Entrées des éléments de mise en page
*****
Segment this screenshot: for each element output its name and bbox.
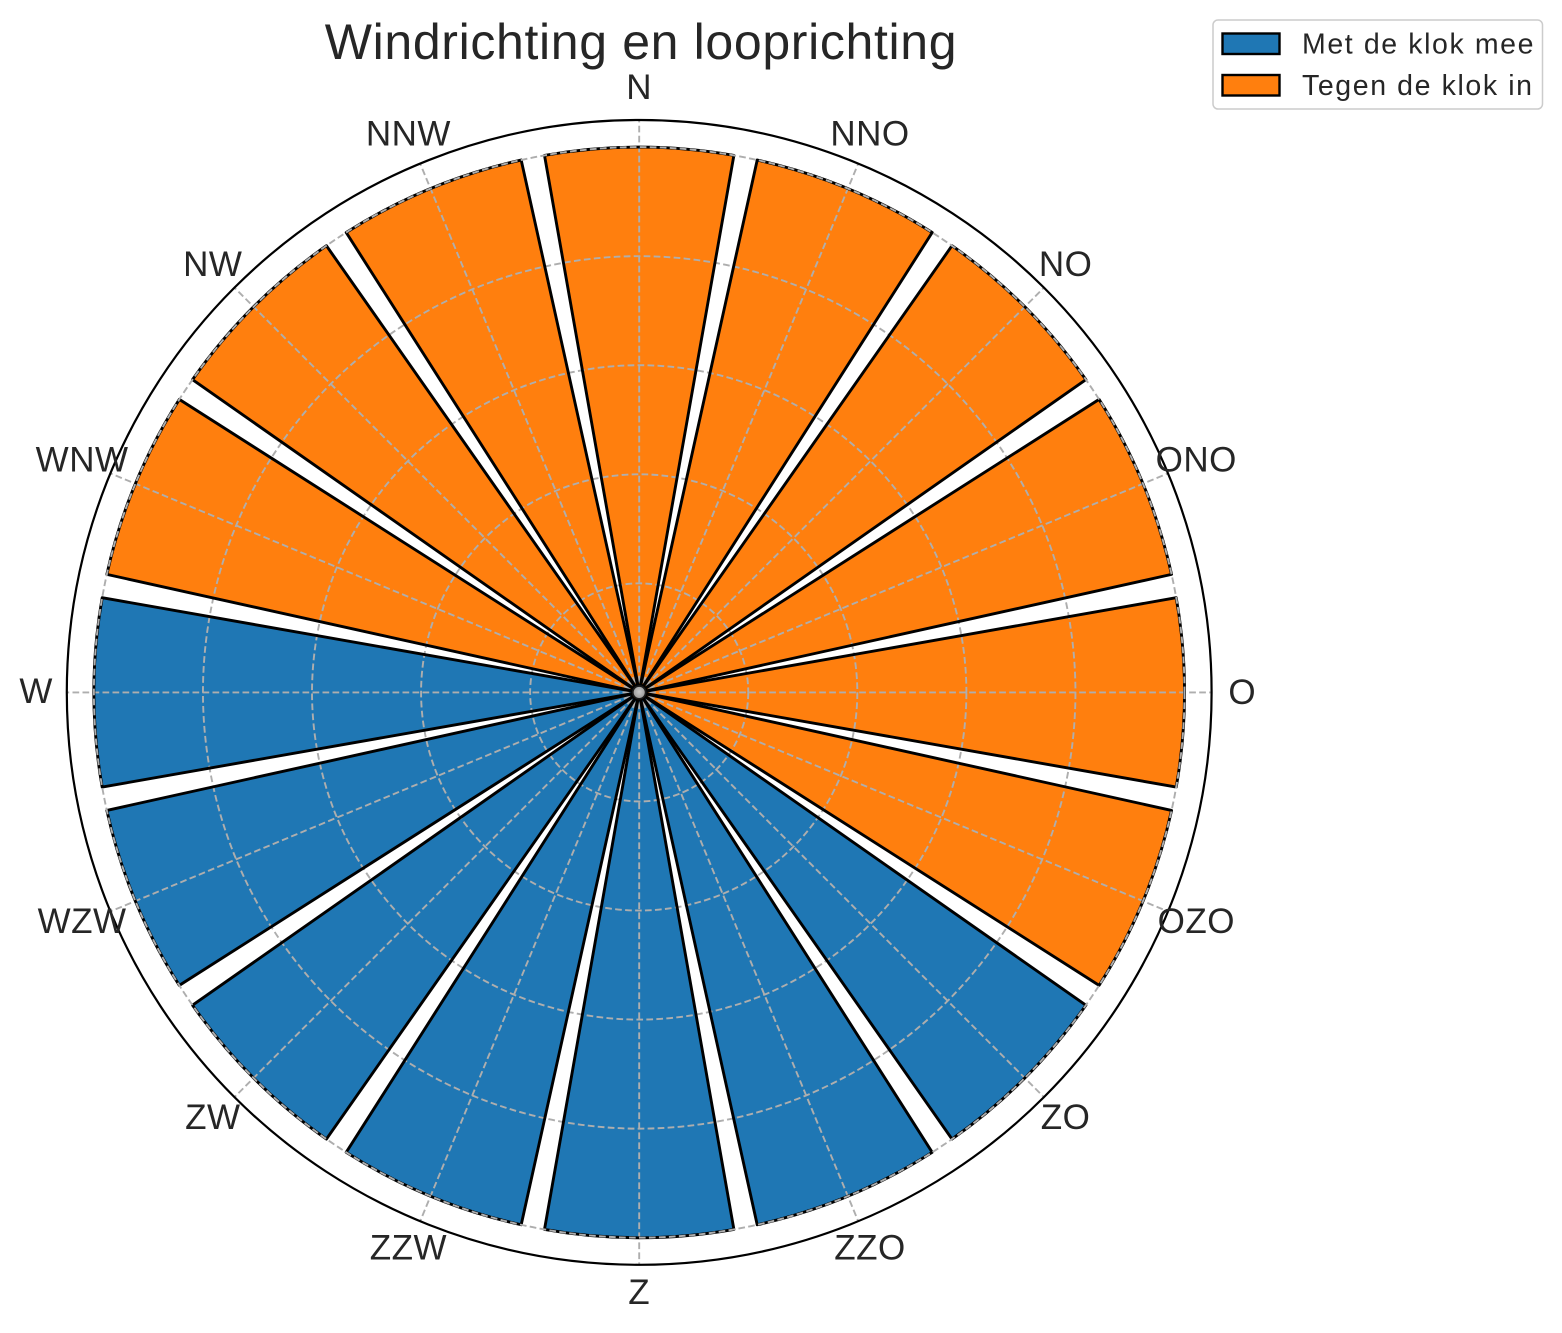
svg-text:O: O bbox=[1228, 673, 1256, 712]
svg-text:ZO: ZO bbox=[1041, 1098, 1091, 1137]
svg-text:Tegen de klok in: Tegen de klok in bbox=[1302, 70, 1534, 102]
svg-text:WZW: WZW bbox=[38, 902, 127, 941]
svg-text:ZZO: ZZO bbox=[834, 1229, 905, 1268]
svg-text:ONO: ONO bbox=[1156, 441, 1237, 480]
svg-text:Windrichting en looprichting: Windrichting en looprichting bbox=[325, 14, 957, 70]
svg-text:NNO: NNO bbox=[830, 114, 909, 153]
svg-text:NW: NW bbox=[183, 245, 242, 284]
svg-text:W: W bbox=[19, 672, 53, 711]
svg-text:NNW: NNW bbox=[366, 114, 451, 153]
svg-text:Met de klok mee: Met de klok mee bbox=[1302, 29, 1535, 61]
svg-text:Z: Z bbox=[628, 1273, 650, 1312]
svg-text:NO: NO bbox=[1039, 245, 1093, 284]
svg-text:N: N bbox=[626, 68, 652, 107]
svg-text:WNW: WNW bbox=[36, 441, 129, 480]
svg-text:ZZW: ZZW bbox=[370, 1229, 447, 1268]
svg-text:OZO: OZO bbox=[1158, 902, 1235, 941]
svg-text:ZW: ZW bbox=[185, 1098, 240, 1137]
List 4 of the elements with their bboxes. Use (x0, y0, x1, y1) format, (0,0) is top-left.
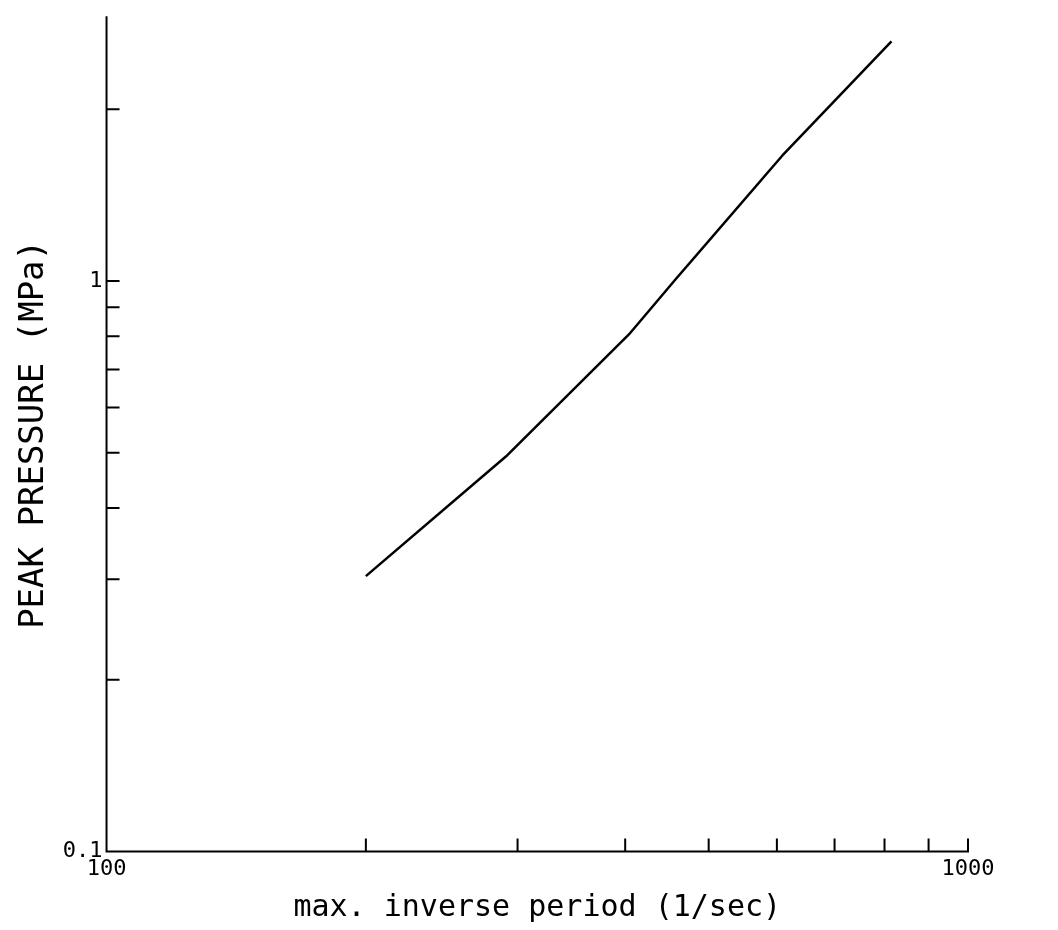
*****
**Consigne**
Restituez à l'identique chaque ligne des enregistrements ci-dessus, en omettant les images.

**Solution**
Segment this screenshot: for each element output its name and bbox.
svg-text:O: O bbox=[1228, 673, 1256, 712]
svg-text:ZO: ZO bbox=[1041, 1098, 1091, 1137]
svg-text:Tegen de klok in: Tegen de klok in bbox=[1302, 70, 1534, 102]
svg-text:WZW: WZW bbox=[38, 902, 127, 941]
svg-text:ZZO: ZZO bbox=[834, 1229, 905, 1268]
svg-text:ONO: ONO bbox=[1156, 441, 1237, 480]
svg-text:Windrichting en looprichting: Windrichting en looprichting bbox=[325, 14, 957, 70]
svg-text:NNO: NNO bbox=[830, 114, 909, 153]
svg-text:NW: NW bbox=[183, 245, 242, 284]
svg-text:W: W bbox=[19, 672, 53, 711]
svg-text:NNW: NNW bbox=[366, 114, 451, 153]
svg-text:Met de klok mee: Met de klok mee bbox=[1302, 29, 1535, 61]
svg-text:Z: Z bbox=[628, 1273, 650, 1312]
svg-text:NO: NO bbox=[1039, 245, 1093, 284]
svg-text:N: N bbox=[626, 68, 652, 107]
svg-text:WNW: WNW bbox=[36, 441, 129, 480]
svg-text:ZZW: ZZW bbox=[370, 1229, 447, 1268]
svg-text:OZO: OZO bbox=[1158, 902, 1235, 941]
svg-text:ZW: ZW bbox=[185, 1098, 240, 1137]
List 4 of the elements with their bboxes. Use (x0, y0, x1, y1) format, (0,0) is top-left.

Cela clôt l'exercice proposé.